● **Exercise objective**
Retype the listing that follows, exactly as written.

Data entries:

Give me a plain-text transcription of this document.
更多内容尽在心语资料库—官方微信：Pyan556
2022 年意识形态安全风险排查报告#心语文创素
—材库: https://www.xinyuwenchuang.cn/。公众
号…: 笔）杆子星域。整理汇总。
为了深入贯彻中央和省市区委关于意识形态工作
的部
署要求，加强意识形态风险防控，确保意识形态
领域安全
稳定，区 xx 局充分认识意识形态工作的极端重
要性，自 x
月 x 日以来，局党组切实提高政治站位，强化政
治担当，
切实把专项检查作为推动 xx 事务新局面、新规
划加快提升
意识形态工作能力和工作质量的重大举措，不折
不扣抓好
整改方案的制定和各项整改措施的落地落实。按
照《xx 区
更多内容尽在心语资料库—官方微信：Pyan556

● **Task answer**
Give me a plain-text transcription of this document.
更多内容尽在心语资料库—官方微信：Pyan556
2022 年意识形态安全风险排查报告#心语文创素
—材库: https://www.xinyuwenchuang.cn/。公众
号…: 笔）杆子星域。整理汇总。
为了深入贯彻中央和省市区委关于意识形态工作
的部
署要求，加强意识形态风险防控，确保意识形态
领域安全
稳定，区 xx 局充分认识意识形态工作的极端重
要性，自 x
月 x 日以来，局党组切实提高政治站位，强化政
治担当，
切实把专项检查作为推动 xx 事务新局面、新规
划加快提升
意识形态工作能力和工作质量的重大举措，不折
不扣抓好
整改方案的制定和各项整改措施的落地落实。按
照《xx 区
更多内容尽在心语资料库—官方微信：Pyan556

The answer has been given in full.